What to produce:
Search the records for the word "Unsafe" and pick out every line that has it.

Data provided:
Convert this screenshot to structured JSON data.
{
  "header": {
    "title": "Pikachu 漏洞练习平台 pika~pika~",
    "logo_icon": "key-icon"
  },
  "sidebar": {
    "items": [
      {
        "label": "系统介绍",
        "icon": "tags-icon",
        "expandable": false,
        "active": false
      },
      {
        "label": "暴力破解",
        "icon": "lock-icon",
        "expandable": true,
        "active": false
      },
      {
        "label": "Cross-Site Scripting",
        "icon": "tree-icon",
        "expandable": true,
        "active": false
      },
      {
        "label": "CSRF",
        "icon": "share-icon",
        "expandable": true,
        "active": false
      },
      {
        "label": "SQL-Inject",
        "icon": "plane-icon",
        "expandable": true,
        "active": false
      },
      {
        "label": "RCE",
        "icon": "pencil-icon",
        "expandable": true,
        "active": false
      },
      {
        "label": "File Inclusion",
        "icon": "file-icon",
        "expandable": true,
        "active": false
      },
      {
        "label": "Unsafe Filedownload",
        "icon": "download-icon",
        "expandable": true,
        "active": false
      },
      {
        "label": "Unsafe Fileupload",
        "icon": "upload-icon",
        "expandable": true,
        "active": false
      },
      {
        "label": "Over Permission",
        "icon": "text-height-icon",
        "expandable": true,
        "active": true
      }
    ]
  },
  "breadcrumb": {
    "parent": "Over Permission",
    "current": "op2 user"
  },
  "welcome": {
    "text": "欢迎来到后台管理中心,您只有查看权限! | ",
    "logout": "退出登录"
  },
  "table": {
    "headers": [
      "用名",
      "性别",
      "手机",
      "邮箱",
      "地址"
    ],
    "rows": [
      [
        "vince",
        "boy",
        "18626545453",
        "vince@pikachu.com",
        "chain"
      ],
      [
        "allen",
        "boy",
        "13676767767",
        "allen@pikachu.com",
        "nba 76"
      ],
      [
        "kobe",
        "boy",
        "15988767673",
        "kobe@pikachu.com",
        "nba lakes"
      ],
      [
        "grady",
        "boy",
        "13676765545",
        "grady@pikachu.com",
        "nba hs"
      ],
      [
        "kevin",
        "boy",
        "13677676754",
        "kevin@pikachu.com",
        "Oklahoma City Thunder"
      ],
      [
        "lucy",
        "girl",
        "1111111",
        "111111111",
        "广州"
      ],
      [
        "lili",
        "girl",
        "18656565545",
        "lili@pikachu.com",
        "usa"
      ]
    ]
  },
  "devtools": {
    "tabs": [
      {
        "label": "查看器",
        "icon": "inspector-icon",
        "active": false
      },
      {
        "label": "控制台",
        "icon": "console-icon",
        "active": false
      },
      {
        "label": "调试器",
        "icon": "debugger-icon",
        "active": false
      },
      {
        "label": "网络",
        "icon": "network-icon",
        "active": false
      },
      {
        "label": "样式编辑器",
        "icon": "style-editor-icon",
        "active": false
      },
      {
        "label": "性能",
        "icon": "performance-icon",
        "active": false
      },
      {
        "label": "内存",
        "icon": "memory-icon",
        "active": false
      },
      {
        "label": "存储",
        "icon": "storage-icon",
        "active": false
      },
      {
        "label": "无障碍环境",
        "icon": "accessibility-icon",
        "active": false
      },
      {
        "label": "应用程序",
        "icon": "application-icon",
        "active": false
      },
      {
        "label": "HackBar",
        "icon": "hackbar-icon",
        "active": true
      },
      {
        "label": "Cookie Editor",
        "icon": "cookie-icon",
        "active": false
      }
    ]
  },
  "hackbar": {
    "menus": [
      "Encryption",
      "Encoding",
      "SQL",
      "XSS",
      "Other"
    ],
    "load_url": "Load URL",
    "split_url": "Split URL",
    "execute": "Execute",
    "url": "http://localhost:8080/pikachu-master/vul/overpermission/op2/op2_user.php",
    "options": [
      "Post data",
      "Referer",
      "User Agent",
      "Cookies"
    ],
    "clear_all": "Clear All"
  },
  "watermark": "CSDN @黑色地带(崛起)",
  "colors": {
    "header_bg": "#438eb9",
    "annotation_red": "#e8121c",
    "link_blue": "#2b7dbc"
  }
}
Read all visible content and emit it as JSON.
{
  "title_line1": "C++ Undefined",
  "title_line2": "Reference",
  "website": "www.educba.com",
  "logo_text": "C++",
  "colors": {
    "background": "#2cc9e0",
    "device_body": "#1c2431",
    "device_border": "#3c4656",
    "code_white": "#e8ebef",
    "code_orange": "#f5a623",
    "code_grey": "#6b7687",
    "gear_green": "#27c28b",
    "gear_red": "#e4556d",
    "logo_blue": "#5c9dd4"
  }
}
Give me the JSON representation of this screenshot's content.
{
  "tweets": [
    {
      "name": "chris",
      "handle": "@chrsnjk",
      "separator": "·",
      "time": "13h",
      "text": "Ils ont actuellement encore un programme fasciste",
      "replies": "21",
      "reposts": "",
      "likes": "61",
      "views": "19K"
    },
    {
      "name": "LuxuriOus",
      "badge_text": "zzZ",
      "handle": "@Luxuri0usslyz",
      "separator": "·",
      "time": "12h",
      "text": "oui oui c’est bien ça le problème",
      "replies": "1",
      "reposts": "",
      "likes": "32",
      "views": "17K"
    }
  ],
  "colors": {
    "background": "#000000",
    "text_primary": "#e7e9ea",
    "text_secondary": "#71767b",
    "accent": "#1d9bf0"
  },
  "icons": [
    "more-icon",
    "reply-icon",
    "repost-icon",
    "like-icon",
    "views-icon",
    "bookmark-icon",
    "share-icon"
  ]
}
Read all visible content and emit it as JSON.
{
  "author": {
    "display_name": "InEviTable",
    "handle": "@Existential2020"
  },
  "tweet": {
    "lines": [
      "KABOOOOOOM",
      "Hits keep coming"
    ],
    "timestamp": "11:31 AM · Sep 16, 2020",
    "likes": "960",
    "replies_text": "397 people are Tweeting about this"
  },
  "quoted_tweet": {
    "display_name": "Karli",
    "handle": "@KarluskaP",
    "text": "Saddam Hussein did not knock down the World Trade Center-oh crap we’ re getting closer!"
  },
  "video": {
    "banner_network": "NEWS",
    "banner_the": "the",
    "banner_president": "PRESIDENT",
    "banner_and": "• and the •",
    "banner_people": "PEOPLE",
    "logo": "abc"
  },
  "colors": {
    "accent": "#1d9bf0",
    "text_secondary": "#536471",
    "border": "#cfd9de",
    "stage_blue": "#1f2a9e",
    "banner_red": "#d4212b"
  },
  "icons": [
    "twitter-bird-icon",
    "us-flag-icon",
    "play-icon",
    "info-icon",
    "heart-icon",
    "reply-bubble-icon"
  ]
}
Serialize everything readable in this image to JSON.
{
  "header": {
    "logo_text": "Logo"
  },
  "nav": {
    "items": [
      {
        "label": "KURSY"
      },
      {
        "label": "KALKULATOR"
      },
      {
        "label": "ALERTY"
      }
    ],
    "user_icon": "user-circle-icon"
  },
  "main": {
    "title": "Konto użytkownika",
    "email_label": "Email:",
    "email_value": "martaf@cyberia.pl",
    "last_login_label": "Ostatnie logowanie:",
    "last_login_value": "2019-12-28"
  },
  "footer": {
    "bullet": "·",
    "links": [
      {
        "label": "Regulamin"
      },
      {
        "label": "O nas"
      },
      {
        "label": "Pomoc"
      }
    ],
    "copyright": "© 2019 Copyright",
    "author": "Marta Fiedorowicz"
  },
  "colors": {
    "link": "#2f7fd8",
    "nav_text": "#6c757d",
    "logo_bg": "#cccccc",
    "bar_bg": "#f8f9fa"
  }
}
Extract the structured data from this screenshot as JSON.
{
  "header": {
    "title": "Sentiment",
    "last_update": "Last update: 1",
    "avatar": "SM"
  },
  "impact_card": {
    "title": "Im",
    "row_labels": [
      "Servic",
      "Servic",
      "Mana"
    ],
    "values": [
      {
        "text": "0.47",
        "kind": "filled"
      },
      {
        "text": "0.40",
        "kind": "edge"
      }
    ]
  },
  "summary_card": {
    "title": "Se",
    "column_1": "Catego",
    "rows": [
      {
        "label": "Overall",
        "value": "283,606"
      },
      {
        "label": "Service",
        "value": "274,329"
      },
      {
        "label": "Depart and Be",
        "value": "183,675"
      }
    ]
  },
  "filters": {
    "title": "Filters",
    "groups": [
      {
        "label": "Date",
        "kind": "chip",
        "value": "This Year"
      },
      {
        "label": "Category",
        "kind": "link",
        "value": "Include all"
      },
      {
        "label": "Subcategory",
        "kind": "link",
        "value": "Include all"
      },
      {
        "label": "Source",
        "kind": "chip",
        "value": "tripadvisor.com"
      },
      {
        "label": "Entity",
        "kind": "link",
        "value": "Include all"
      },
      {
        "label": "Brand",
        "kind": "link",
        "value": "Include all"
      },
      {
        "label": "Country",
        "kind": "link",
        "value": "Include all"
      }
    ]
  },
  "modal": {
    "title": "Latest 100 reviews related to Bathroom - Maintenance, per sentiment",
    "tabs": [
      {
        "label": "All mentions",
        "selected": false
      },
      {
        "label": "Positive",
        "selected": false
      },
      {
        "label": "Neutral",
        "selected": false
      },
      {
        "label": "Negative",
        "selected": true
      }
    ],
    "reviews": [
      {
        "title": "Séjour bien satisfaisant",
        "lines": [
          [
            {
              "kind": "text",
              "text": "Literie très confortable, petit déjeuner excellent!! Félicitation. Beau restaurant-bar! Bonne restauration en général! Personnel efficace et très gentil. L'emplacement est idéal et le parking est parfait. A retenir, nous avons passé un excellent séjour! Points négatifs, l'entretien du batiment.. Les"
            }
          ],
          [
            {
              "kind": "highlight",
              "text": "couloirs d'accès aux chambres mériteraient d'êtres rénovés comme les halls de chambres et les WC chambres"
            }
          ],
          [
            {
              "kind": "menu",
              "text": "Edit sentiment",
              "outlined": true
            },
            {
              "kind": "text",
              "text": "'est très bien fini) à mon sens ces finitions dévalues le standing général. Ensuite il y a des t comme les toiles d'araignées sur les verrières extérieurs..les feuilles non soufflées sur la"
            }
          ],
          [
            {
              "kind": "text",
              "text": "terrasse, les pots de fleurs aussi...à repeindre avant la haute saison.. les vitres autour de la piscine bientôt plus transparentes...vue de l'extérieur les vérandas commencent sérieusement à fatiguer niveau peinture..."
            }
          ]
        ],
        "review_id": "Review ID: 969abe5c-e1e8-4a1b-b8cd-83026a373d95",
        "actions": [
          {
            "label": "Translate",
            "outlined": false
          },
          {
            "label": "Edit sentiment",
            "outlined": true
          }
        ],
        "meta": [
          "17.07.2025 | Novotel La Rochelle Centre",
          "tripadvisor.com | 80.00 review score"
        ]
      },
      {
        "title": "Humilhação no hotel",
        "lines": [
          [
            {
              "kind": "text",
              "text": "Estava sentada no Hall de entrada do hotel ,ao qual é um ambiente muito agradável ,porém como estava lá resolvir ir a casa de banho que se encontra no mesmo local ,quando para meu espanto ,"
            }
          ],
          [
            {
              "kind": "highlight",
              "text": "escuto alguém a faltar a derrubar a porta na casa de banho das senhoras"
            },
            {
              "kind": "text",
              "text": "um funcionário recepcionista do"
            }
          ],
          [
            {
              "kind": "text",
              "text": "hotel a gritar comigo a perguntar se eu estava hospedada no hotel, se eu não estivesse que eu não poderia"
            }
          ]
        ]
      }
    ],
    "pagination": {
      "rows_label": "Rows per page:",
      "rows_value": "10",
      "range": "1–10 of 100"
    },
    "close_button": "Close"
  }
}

Answer for this exercise:
        "label": "Unsafe Filedownload",
        "label": "Unsafe Fileupload",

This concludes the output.